What this task involves = From the records below, copy every line that contains the word "first".

Dataset extract =
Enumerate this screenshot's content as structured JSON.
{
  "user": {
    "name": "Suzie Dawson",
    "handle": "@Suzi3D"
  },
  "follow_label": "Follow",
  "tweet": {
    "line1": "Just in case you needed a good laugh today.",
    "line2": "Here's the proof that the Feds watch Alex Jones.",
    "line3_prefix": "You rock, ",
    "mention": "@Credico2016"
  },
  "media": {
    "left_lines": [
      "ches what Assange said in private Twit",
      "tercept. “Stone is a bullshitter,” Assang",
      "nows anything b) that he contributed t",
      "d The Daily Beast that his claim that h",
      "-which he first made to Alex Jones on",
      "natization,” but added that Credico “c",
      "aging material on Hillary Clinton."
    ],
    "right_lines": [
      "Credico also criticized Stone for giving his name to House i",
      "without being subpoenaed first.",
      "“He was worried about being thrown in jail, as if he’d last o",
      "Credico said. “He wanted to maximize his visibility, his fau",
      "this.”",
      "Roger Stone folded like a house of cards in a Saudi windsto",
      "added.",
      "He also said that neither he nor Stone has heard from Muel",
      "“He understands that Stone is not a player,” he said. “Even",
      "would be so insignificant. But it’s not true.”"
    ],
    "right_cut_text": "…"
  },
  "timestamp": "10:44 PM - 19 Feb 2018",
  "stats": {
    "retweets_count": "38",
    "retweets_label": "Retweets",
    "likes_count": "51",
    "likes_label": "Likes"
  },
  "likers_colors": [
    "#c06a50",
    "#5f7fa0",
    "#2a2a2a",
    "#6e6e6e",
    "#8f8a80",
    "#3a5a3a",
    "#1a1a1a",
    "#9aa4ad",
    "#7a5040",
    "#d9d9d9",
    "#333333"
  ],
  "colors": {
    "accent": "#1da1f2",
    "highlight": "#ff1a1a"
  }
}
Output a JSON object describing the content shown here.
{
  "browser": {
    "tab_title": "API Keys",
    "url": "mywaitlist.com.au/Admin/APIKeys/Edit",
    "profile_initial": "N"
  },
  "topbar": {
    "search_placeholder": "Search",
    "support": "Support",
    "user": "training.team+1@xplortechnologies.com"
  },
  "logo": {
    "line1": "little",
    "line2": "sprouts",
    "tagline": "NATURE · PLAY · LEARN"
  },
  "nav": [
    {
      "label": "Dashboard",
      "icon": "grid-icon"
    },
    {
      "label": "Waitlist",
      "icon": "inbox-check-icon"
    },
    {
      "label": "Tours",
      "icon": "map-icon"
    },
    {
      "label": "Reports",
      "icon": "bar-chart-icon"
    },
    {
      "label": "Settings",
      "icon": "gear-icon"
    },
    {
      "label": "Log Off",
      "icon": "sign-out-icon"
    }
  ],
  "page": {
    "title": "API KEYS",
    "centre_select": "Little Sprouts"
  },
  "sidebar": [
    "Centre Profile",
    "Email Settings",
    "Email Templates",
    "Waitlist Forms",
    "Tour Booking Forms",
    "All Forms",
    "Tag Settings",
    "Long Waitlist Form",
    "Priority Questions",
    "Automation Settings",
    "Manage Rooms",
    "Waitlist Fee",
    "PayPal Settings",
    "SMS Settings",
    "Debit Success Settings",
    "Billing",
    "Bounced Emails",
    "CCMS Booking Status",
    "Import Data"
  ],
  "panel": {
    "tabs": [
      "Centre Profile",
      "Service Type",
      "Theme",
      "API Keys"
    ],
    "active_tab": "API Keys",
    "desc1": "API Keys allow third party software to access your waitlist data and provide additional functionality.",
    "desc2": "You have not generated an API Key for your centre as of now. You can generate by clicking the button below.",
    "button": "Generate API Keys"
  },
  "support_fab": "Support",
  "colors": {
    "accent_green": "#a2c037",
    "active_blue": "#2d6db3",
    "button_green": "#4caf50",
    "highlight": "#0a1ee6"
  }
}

Complete response =
      "-which he first made to Alex Jones on",
      "without being subpoenaed first.",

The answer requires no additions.